Saved entries
# # # # #

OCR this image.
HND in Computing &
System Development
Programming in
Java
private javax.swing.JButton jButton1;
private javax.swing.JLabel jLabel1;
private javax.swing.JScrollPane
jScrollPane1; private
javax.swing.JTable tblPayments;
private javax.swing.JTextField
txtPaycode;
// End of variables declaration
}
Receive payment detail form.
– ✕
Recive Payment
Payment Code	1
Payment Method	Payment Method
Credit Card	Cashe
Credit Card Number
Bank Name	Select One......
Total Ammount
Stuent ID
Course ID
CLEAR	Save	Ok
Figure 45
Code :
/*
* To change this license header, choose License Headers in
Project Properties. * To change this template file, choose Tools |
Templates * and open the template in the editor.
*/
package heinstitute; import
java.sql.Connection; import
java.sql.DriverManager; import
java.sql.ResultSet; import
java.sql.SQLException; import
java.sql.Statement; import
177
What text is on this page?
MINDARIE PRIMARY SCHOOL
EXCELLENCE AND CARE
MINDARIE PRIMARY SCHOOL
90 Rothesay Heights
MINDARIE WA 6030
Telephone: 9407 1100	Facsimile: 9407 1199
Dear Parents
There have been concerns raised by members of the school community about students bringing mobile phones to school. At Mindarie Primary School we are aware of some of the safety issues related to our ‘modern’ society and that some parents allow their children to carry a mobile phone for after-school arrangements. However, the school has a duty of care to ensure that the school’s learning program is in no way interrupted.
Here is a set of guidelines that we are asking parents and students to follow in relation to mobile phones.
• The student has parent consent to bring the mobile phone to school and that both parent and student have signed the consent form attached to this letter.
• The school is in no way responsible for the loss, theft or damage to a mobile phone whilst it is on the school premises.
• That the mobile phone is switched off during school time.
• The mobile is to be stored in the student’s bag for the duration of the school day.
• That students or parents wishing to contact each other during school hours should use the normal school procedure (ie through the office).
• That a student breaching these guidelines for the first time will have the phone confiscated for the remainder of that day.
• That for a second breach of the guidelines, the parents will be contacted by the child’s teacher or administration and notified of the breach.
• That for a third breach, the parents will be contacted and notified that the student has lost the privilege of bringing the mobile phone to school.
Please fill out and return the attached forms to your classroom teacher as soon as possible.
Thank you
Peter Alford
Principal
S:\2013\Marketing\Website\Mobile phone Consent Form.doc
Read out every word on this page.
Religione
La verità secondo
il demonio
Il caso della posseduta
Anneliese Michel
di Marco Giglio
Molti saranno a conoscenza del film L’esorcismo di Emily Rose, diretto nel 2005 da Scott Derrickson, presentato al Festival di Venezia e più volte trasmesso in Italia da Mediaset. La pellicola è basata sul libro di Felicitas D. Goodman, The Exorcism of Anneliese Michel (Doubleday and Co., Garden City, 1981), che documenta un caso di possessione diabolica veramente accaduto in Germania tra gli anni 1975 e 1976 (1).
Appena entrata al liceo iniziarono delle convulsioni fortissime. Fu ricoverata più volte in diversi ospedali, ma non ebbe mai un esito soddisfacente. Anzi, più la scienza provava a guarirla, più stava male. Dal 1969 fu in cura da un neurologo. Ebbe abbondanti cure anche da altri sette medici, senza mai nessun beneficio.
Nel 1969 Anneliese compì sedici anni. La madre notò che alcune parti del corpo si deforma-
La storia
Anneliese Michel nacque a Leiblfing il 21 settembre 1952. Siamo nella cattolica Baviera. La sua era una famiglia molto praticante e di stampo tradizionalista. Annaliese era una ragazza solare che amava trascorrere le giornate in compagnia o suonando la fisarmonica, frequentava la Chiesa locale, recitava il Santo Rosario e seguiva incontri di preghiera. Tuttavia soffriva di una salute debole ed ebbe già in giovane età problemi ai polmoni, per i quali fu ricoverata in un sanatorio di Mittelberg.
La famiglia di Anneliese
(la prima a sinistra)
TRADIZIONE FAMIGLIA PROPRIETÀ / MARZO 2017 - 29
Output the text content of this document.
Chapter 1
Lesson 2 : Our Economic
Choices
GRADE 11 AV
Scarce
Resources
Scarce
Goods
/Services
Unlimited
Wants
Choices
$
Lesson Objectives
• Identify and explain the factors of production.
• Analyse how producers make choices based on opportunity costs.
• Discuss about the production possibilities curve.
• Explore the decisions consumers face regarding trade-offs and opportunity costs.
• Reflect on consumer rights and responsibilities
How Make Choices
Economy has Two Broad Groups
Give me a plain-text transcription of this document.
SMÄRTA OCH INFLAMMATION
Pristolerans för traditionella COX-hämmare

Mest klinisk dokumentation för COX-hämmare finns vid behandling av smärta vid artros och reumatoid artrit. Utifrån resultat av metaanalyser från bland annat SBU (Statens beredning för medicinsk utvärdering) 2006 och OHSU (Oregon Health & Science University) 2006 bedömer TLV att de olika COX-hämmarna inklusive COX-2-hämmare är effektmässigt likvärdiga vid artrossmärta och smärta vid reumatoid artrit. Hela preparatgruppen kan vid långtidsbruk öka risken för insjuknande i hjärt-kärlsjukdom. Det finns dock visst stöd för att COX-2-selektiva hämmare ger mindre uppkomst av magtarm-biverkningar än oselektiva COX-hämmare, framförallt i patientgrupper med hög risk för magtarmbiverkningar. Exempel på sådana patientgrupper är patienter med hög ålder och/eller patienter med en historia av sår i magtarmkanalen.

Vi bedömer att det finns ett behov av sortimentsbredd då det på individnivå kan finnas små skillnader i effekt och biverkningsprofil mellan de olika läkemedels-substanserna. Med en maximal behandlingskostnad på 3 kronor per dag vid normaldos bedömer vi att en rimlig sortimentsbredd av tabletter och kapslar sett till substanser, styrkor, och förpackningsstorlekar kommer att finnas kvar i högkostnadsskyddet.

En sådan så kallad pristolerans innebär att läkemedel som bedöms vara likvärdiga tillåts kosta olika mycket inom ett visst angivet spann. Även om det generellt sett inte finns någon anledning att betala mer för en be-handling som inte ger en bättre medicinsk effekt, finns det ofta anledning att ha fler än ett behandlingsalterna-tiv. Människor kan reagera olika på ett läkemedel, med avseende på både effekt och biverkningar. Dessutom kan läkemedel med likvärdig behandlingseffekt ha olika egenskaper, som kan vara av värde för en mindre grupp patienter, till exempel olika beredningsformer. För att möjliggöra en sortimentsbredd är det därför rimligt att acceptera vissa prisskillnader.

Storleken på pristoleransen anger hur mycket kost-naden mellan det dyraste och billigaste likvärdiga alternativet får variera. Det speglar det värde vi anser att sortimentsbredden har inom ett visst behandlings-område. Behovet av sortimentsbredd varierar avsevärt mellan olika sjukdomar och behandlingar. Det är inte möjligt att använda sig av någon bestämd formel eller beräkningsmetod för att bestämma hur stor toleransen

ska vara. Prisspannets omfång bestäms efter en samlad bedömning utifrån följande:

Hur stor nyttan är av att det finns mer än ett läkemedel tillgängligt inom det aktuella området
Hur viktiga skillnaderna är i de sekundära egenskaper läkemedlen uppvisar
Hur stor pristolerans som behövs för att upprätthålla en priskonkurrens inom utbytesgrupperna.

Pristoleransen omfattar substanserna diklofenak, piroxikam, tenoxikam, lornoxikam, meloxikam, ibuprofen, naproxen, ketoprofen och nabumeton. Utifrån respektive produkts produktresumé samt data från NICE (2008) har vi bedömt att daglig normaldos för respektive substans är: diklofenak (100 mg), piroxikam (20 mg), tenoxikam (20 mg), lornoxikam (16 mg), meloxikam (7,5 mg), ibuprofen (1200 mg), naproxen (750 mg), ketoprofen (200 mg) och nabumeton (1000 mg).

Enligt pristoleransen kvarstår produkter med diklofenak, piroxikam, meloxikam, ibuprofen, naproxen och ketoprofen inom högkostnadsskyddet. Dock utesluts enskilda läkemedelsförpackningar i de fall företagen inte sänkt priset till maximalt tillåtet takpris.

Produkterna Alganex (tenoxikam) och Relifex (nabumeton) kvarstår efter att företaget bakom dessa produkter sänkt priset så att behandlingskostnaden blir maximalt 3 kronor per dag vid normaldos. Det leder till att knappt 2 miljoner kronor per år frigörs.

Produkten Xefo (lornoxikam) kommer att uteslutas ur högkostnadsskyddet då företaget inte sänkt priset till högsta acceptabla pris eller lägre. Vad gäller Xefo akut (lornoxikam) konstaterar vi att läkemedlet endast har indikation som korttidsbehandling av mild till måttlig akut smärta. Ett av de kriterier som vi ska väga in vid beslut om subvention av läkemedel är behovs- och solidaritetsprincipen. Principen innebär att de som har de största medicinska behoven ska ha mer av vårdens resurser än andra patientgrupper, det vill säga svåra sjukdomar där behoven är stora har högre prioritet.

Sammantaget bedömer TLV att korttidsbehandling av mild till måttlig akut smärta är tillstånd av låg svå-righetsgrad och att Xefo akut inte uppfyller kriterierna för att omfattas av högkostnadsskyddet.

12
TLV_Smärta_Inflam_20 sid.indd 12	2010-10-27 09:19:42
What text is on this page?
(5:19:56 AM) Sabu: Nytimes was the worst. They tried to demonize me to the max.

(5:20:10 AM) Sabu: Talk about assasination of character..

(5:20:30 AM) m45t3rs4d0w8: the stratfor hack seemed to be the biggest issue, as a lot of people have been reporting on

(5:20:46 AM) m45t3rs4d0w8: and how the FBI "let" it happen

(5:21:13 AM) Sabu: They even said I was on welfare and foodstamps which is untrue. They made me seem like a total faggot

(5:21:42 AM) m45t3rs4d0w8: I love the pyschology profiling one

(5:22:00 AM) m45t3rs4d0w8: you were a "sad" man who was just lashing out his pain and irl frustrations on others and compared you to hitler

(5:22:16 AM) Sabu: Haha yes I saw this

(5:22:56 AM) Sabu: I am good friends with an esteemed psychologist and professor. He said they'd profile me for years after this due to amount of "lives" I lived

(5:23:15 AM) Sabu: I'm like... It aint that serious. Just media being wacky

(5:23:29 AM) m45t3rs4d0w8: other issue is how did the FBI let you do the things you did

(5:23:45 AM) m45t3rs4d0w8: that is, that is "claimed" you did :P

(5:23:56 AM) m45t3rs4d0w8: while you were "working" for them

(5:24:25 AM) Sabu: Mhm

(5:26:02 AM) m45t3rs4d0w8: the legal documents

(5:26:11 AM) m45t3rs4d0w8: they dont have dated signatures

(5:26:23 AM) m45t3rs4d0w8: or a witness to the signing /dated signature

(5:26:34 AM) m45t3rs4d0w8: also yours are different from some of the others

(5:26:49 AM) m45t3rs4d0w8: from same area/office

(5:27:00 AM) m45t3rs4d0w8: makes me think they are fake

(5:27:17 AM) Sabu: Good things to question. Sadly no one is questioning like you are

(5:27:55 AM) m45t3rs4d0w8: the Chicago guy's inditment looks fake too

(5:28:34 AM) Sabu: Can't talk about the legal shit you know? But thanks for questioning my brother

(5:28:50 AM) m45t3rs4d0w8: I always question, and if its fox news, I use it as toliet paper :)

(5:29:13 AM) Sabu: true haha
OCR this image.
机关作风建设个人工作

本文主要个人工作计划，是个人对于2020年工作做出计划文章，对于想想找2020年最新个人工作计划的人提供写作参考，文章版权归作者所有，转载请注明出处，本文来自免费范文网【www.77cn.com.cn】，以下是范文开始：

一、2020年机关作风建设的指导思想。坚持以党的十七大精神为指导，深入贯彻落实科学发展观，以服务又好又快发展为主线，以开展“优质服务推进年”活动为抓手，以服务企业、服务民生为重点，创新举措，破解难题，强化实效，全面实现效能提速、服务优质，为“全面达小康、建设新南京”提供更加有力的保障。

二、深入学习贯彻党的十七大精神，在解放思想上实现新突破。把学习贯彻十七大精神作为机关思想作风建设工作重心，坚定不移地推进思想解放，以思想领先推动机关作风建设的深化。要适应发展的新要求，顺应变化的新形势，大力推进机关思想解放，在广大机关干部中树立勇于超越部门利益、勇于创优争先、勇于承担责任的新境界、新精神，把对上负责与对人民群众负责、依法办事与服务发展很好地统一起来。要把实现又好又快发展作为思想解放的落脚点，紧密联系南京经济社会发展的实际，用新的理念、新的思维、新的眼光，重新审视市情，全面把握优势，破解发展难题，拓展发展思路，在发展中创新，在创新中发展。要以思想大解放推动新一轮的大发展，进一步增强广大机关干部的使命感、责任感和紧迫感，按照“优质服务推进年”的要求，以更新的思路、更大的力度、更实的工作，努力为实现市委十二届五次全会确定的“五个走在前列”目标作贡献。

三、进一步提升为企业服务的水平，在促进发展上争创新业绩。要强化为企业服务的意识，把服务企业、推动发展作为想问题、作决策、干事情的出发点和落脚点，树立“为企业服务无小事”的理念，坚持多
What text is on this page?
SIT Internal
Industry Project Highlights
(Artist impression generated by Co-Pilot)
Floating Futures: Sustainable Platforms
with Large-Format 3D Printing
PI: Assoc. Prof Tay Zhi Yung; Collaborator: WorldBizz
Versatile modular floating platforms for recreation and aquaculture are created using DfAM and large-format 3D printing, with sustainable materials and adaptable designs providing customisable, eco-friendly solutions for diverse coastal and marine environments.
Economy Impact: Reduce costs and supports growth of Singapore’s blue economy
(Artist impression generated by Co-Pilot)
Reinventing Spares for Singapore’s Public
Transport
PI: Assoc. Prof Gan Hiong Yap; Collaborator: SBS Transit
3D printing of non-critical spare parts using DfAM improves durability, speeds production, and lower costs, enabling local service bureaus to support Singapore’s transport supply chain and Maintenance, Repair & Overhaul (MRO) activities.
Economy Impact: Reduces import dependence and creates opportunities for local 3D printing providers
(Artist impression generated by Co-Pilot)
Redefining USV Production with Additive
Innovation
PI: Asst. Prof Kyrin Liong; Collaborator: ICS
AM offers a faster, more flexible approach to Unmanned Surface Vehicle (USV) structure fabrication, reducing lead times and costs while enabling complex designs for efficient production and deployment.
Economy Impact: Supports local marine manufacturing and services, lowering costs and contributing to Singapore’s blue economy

# # # # #

• WORK TO BE COMPLETED: Show all lines from the listing above in which "Project" appears.

• FINISHED EXERCISE:
Project Properties. * To change this template file, choose Tools |
Industry Project Highlights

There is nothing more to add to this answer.